What you should do: In the entries that follow, how many lines contain the word "Position"? Answer with the number only.

Dataset records:
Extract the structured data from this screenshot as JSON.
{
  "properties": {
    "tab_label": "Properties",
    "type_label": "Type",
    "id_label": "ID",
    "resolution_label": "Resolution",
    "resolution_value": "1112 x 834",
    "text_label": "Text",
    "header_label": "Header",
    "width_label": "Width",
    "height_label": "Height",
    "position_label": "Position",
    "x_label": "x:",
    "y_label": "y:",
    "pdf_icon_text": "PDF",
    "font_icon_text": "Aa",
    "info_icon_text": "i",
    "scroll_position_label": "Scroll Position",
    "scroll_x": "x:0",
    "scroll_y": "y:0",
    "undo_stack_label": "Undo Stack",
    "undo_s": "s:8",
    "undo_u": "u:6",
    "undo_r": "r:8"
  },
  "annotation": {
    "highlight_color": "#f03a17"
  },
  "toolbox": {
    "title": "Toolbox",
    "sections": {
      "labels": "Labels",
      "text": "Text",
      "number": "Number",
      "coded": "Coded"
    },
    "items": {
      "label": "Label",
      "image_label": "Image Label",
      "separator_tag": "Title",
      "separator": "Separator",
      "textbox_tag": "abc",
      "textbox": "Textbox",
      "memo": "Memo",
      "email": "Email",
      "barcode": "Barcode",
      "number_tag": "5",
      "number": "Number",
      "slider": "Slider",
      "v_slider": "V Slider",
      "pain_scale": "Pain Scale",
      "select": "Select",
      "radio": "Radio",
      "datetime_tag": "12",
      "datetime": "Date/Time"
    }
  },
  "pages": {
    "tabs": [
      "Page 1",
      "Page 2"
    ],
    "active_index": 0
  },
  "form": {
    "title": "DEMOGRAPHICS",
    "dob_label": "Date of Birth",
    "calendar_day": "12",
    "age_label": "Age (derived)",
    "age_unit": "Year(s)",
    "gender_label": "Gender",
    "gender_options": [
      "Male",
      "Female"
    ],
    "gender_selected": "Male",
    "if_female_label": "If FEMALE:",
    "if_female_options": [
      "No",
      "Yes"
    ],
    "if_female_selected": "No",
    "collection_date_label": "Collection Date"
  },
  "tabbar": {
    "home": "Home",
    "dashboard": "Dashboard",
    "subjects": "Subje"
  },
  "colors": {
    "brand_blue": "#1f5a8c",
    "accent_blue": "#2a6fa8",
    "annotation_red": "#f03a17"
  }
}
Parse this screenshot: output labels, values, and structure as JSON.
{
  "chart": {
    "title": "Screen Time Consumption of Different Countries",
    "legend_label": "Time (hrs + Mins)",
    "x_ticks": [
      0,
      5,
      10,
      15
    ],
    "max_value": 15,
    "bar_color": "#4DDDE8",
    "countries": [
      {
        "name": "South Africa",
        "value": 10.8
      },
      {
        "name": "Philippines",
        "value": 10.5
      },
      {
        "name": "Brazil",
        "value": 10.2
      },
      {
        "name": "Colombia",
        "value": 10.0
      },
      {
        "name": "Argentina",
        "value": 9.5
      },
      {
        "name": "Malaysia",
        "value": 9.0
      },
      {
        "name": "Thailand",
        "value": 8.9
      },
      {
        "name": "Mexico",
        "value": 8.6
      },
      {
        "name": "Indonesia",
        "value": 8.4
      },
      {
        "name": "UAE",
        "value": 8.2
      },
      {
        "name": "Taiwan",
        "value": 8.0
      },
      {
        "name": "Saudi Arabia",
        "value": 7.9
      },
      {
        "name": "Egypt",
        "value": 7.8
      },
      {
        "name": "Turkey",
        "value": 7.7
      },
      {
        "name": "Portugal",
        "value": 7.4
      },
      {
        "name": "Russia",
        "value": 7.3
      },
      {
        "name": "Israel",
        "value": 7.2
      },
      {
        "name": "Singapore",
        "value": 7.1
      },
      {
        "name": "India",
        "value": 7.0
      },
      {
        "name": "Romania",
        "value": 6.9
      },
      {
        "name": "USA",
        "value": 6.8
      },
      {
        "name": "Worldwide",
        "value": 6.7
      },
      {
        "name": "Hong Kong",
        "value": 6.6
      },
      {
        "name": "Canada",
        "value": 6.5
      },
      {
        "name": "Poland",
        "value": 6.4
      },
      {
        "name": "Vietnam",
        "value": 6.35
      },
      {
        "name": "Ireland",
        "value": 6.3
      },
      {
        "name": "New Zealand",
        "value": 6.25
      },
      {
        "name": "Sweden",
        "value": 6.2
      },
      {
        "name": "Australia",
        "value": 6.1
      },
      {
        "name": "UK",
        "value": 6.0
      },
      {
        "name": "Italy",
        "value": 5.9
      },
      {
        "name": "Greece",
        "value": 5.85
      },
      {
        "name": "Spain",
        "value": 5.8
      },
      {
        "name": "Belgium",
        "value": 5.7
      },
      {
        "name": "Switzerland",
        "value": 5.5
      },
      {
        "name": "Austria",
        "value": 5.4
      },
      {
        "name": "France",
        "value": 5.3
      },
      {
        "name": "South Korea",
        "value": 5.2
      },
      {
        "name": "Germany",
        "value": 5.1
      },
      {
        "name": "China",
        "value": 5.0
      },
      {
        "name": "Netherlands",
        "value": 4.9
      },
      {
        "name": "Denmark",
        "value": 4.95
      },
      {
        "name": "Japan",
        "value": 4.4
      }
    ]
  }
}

Exercise answer: 2